What to do.
In the entries, find all lines that hold the word "text" and copy them.

Transcribed document page entries.
━━━━
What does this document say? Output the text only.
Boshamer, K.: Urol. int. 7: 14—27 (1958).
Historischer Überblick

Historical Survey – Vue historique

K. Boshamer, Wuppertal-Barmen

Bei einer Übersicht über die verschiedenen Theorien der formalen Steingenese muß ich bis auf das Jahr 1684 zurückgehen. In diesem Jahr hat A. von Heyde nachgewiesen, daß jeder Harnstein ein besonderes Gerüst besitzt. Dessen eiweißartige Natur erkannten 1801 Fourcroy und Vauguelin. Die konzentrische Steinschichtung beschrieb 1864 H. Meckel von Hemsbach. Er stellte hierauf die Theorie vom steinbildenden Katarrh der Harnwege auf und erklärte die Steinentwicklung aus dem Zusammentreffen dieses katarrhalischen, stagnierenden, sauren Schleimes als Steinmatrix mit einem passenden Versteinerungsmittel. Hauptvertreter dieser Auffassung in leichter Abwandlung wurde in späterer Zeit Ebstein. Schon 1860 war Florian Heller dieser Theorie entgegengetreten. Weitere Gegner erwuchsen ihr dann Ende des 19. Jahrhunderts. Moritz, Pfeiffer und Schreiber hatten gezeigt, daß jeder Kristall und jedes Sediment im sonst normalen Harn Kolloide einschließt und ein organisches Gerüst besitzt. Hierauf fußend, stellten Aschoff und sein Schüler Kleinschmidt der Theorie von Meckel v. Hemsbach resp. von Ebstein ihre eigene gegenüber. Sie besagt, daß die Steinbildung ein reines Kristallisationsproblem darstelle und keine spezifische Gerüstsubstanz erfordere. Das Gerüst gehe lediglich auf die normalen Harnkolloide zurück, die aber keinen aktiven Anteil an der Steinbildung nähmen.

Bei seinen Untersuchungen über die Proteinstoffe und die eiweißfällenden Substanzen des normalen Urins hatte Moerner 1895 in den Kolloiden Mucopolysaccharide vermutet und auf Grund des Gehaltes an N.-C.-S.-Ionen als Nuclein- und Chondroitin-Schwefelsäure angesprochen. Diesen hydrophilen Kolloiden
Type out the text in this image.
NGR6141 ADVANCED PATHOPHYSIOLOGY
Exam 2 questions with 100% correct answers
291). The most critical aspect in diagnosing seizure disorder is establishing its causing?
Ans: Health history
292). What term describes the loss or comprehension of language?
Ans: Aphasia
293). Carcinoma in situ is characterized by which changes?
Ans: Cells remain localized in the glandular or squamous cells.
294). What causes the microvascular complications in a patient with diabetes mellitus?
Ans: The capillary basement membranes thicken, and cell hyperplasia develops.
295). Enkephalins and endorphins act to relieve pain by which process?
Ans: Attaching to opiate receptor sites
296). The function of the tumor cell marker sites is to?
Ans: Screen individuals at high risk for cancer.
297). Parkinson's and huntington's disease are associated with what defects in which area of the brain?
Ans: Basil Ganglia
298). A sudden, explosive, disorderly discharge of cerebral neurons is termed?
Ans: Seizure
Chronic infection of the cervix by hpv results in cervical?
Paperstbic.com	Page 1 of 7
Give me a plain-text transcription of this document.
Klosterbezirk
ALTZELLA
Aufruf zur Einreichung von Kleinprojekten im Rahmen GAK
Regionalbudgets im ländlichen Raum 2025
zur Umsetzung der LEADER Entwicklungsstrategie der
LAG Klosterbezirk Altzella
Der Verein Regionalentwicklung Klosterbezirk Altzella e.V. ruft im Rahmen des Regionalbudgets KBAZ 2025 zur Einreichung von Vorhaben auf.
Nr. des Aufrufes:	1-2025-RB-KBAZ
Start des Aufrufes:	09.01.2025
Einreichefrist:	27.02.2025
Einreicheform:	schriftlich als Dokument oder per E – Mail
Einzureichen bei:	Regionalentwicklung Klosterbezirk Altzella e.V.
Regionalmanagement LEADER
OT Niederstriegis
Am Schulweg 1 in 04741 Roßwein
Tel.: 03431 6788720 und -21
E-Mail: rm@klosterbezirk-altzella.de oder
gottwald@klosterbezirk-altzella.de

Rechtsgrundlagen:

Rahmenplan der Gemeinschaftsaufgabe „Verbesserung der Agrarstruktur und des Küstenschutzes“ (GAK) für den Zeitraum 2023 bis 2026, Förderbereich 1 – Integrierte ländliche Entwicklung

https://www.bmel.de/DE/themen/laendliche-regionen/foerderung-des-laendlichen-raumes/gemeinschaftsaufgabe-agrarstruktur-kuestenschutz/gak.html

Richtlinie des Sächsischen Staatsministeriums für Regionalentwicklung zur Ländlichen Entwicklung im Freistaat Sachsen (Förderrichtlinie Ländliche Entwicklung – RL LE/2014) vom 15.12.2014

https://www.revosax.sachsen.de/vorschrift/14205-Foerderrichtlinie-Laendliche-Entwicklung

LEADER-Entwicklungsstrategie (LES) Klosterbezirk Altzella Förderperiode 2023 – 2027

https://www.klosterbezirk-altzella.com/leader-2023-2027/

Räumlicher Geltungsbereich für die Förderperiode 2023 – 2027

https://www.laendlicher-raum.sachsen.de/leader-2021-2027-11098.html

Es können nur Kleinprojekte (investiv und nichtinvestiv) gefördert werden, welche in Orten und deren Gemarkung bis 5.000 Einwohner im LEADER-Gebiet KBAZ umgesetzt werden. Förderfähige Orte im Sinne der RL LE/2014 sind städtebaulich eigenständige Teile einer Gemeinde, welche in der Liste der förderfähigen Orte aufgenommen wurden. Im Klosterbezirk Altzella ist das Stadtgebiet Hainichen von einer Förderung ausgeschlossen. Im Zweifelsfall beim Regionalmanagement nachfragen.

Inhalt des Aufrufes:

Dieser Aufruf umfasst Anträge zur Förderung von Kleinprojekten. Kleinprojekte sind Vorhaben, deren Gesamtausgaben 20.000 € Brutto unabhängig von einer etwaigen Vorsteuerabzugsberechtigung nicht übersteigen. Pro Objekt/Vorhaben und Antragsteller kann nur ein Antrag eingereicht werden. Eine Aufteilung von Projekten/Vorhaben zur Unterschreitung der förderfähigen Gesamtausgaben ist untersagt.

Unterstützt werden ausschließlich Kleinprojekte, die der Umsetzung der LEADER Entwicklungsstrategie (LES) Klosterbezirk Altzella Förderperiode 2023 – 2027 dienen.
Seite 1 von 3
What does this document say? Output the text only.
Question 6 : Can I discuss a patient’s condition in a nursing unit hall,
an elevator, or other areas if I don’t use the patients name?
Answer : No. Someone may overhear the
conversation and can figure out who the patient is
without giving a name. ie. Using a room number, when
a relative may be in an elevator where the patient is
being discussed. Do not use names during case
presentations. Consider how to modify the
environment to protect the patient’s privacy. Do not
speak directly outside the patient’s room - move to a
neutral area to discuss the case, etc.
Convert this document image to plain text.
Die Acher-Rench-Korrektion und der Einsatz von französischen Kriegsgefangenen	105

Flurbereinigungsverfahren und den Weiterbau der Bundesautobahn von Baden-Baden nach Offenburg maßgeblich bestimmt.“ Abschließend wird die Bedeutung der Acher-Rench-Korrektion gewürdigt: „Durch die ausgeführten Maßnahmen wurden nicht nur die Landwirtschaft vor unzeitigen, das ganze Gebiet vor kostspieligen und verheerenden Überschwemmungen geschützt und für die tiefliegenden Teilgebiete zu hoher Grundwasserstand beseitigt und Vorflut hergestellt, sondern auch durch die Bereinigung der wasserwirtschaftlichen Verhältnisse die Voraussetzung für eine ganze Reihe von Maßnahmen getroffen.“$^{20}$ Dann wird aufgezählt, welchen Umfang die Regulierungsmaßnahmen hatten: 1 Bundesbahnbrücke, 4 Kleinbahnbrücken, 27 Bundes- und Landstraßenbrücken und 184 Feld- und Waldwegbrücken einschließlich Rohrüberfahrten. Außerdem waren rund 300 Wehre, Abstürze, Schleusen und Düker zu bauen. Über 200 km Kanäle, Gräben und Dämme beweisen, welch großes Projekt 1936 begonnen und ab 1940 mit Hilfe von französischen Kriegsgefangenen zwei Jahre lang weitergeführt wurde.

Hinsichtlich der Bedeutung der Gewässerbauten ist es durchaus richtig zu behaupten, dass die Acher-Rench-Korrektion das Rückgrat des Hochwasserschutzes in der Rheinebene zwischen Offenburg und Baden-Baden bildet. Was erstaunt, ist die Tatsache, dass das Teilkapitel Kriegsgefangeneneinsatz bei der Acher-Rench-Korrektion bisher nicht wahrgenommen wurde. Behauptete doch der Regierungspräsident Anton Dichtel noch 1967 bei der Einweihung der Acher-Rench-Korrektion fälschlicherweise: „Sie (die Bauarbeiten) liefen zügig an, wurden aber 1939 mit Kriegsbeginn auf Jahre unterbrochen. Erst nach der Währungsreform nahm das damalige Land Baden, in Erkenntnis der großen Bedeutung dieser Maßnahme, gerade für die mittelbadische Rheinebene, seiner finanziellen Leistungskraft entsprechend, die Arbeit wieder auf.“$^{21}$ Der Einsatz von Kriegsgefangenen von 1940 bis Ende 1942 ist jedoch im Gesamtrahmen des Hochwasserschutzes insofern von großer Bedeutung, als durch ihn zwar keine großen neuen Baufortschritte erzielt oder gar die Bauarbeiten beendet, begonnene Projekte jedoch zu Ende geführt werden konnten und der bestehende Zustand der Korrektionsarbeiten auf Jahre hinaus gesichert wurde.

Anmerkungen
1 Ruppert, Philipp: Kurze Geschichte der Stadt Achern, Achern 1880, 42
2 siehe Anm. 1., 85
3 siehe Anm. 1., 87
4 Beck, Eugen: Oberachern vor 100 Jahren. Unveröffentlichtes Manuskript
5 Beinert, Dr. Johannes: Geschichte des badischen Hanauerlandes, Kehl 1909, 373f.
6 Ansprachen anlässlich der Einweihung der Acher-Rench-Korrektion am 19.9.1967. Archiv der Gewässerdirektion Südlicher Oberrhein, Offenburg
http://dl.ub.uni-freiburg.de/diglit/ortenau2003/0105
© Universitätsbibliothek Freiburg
━━━━
Response to this exercise.
What does this document say? Output the text only.
Type out the text in this image.
Give me a plain-text transcription of this document.
What does this document say? Output the text only.
Convert this document image to plain text.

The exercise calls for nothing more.